- Set exercise -
Write out the whole listing word for word.

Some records
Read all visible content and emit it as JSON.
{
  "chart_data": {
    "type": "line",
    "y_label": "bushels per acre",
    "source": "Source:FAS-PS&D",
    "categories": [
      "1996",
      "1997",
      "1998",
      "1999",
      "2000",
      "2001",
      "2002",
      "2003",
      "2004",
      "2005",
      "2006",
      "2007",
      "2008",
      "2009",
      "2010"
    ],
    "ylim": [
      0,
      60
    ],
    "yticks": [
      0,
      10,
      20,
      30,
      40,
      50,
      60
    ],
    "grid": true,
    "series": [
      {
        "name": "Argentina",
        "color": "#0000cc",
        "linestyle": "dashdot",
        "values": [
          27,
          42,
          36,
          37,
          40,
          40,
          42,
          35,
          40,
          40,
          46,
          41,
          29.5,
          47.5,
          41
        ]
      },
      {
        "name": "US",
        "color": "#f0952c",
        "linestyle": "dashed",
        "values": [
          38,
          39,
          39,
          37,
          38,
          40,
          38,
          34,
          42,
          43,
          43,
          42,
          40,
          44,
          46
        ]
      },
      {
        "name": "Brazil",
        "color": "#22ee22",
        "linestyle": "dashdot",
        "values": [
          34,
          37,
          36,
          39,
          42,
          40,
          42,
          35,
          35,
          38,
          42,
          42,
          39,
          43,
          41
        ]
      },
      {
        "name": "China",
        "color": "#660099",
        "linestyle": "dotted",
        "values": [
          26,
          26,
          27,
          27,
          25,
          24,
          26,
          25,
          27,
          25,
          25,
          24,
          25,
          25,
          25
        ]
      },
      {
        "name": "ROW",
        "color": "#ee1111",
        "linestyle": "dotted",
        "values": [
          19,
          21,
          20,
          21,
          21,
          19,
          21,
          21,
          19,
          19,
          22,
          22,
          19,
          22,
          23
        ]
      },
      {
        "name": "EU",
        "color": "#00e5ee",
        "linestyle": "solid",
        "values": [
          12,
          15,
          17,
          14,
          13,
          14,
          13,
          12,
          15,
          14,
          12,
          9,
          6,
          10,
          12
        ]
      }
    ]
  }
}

- Exercise output -
Read all visible content and emit it as JSON.
{
  "chart_data": {
    "type": "line",
    "y_label": "bushels per acre",
    "source": "Source:FAS-PS&D",
    "categories": [
      "1996",
      "1997",
      "1998",
      "1999",
      "2000",
      "2001",
      "2002",
      "2003",
      "2004",
      "2005",
      "2006",
      "2007",
      "2008",
      "2009",
      "2010"
    ],
    "ylim": [
      0,
      60
    ],
    "yticks": [
      0,
      10,
      20,
      30,
      40,
      50,
      60
    ],
    "grid": true,
    "series": [
      {
        "name": "Argentina",
        "color": "#0000cc",
        "linestyle": "dashdot",
        "values": [
          27,
          42,
          36,
          37,
          40,
          40,
          42,
          35,
          40,
          40,
          46,
          41,
          29.5,
          47.5,
          41
        ]
      },
      {
        "name": "US",
        "color": "#f0952c",
        "linestyle": "dashed",
        "values": [
          38,
          39,
          39,
          37,
          38,
          40,
          38,
          34,
          42,
          43,
          43,
          42,
          40,
          44,
          46
        ]
      },
      {
        "name": "Brazil",
        "color": "#22ee22",
        "linestyle": "dashdot",
        "values": [
          34,
          37,
          36,
          39,
          42,
          40,
          42,
          35,
          35,
          38,
          42,
          42,
          39,
          43,
          41
        ]
      },
      {
        "name": "China",
        "color": "#660099",
        "linestyle": "dotted",
        "values": [
          26,
          26,
          27,
          27,
          25,
          24,
          26,
          25,
          27,
          25,
          25,
          24,
          25,
          25,
          25
        ]
      },
      {
        "name": "ROW",
        "color": "#ee1111",
        "linestyle": "dotted",
        "values": [
          19,
          21,
          20,
          21,
          21,
          19,
          21,
          21,
          19,
          19,
          22,
          22,
          19,
          22,
          23
        ]
      },
      {
        "name": "EU",
        "color": "#00e5ee",
        "linestyle": "solid",
        "values": [
          12,
          15,
          17,
          14,
          13,
          14,
          13,
          12,
          15,
          14,
          12,
          9,
          6,
          10,
          12
        ]
      }
    ]
  }
}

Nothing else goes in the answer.